Figure dataset records:
-=-=-

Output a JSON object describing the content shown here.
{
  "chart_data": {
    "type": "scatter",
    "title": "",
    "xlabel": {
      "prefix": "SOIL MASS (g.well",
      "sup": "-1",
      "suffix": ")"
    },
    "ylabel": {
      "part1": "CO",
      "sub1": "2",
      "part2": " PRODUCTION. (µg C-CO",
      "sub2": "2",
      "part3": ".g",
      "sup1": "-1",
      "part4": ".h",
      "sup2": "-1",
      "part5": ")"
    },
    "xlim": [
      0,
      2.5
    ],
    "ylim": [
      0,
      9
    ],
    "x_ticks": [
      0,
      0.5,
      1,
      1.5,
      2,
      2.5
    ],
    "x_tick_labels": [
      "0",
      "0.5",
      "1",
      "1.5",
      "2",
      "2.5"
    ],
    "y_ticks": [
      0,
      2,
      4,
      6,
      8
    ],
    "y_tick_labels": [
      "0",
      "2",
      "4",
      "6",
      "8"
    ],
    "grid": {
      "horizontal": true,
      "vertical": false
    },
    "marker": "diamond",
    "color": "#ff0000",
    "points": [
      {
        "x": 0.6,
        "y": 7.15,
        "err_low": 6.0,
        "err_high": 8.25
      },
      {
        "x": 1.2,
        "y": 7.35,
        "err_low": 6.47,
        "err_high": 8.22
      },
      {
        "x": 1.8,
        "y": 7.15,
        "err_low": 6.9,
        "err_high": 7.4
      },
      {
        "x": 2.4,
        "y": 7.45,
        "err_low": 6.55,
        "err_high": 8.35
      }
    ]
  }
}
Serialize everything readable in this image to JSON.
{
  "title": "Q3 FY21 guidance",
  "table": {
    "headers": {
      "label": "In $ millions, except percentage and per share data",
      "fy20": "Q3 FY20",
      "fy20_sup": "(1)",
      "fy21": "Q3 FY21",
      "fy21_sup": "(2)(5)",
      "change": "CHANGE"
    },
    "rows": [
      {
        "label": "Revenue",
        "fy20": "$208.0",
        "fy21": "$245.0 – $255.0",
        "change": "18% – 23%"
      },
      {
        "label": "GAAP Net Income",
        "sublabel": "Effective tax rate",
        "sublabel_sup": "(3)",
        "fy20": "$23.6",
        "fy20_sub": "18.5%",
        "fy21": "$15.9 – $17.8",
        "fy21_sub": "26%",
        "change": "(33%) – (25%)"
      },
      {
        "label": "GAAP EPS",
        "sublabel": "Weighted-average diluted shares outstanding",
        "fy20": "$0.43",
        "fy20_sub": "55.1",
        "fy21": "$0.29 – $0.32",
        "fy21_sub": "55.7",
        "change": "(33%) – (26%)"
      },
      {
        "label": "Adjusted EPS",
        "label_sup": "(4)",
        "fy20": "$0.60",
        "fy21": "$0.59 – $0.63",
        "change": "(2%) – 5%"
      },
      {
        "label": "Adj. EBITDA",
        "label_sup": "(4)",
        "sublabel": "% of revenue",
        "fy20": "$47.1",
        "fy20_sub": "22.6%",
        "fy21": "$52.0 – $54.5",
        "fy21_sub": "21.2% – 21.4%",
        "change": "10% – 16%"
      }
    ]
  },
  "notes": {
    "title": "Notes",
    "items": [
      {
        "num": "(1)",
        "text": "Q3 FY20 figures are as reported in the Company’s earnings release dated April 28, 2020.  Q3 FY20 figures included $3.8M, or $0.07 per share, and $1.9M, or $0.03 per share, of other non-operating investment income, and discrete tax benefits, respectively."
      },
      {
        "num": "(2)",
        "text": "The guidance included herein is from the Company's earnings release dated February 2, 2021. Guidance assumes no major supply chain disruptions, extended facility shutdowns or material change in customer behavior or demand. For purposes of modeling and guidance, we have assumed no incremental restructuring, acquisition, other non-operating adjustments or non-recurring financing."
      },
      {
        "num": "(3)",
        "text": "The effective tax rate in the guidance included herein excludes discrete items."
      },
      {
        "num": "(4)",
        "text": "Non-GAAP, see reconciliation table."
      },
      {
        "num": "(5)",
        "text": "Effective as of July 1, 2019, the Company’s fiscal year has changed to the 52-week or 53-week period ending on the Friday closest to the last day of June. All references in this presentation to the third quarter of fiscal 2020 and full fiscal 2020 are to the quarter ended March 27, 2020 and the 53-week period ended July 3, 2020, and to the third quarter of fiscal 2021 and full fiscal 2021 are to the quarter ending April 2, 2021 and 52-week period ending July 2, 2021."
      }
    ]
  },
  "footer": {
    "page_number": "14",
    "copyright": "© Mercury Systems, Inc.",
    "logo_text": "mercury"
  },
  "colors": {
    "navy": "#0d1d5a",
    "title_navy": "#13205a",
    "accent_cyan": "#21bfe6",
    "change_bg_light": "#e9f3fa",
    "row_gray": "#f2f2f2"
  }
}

-=-=-

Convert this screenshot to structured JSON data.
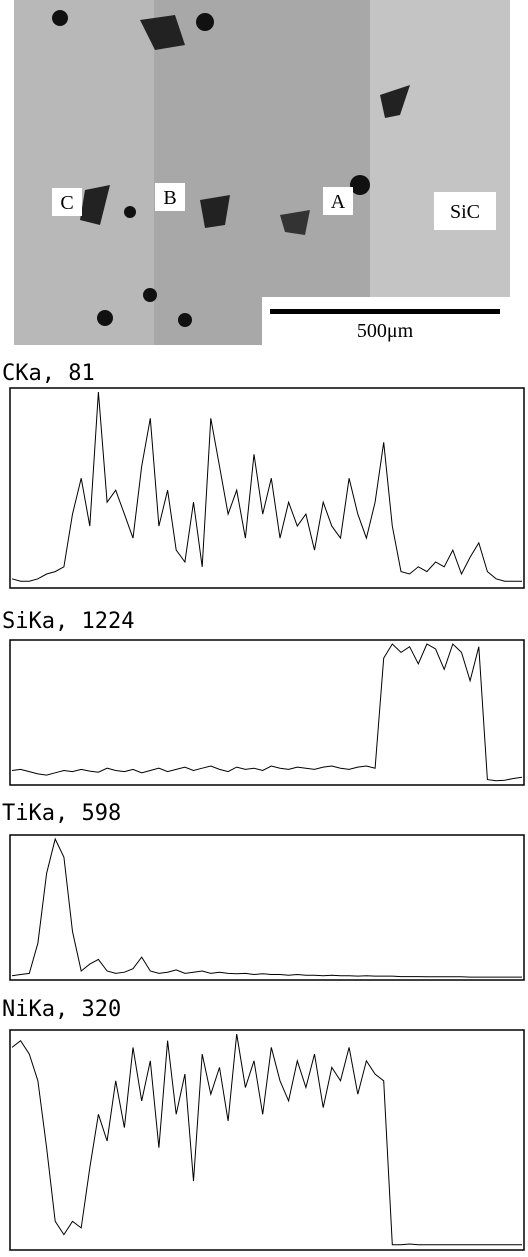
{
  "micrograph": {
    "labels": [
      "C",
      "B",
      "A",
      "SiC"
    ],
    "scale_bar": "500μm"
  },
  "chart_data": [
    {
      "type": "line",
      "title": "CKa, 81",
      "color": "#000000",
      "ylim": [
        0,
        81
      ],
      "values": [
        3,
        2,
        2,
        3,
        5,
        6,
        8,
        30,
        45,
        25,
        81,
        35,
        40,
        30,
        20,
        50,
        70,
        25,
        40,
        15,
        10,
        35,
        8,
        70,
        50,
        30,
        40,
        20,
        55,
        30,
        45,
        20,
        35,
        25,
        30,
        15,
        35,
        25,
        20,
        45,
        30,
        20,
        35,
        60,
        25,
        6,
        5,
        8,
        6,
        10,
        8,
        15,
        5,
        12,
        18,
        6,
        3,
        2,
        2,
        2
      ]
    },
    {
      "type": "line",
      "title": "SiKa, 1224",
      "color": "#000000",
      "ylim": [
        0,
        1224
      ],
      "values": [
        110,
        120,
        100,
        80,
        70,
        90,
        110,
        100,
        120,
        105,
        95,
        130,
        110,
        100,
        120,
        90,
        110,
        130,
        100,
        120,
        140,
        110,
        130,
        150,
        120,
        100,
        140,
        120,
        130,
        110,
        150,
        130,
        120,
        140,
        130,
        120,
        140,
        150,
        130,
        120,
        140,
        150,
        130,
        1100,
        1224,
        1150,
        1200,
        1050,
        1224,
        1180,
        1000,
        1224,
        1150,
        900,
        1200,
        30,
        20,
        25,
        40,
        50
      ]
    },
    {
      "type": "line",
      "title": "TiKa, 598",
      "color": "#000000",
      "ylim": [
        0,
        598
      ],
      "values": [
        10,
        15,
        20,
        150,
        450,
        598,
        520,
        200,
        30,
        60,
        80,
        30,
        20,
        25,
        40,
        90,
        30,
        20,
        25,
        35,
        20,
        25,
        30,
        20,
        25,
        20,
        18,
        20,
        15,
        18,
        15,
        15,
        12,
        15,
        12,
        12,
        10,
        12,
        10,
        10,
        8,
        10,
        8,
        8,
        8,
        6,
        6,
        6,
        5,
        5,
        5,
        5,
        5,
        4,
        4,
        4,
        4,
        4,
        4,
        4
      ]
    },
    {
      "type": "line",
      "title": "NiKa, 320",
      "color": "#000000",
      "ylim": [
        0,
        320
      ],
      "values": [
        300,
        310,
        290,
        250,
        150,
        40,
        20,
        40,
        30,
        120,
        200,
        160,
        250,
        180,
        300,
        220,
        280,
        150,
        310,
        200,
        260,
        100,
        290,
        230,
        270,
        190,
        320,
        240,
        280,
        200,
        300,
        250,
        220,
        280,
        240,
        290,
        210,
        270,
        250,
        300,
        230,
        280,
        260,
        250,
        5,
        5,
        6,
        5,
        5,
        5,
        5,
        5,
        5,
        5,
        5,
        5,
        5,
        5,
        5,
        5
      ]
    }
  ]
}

-=-=-

What is being asked: Copy every line in the entries above that has the string "rate" in it.

Exercise solution:
        "sublabel": "Effective tax rate",
        "text": "The effective tax rate in the guidance included herein excludes discrete items."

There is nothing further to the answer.